EXERCISE AIM >> Count the lines below that contain the word "alpha" and give only that number.

DATA IN THIS EXERCISE >>
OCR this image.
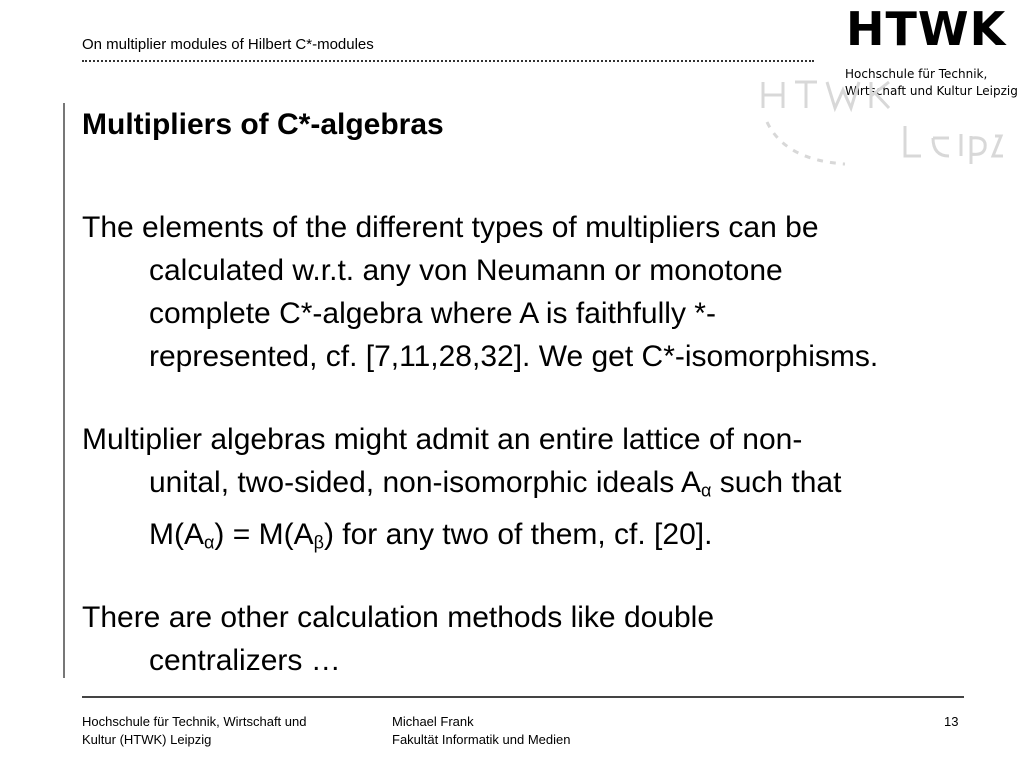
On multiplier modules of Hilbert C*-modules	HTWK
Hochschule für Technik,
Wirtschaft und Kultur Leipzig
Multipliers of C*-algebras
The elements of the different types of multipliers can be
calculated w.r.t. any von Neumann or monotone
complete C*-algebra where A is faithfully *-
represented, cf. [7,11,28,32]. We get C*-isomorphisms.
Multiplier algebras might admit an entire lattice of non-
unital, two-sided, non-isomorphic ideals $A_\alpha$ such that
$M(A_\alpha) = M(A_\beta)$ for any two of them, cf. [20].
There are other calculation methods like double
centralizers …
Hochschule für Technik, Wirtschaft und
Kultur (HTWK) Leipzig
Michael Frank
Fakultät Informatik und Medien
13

==

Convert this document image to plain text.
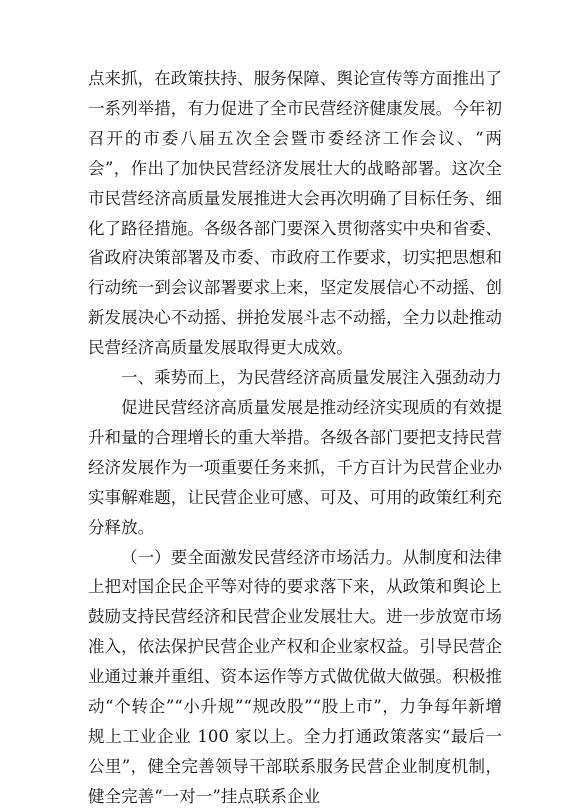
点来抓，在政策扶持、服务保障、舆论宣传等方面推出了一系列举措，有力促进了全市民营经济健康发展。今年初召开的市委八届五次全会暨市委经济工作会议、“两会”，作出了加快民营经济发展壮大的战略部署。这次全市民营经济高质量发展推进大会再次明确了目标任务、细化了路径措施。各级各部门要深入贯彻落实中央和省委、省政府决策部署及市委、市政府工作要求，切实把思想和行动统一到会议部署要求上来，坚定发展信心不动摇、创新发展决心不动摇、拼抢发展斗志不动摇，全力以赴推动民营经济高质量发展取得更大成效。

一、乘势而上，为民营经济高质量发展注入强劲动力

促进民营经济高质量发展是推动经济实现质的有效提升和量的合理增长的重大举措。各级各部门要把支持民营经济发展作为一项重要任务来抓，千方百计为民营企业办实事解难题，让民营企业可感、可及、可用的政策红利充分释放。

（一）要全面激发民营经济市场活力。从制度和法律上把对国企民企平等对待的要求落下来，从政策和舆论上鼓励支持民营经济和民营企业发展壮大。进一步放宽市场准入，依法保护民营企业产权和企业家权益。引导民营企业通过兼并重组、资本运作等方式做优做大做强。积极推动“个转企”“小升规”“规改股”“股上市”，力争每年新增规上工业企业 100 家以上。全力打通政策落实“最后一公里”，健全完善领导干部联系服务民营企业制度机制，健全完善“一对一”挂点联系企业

OUTPUT >> 2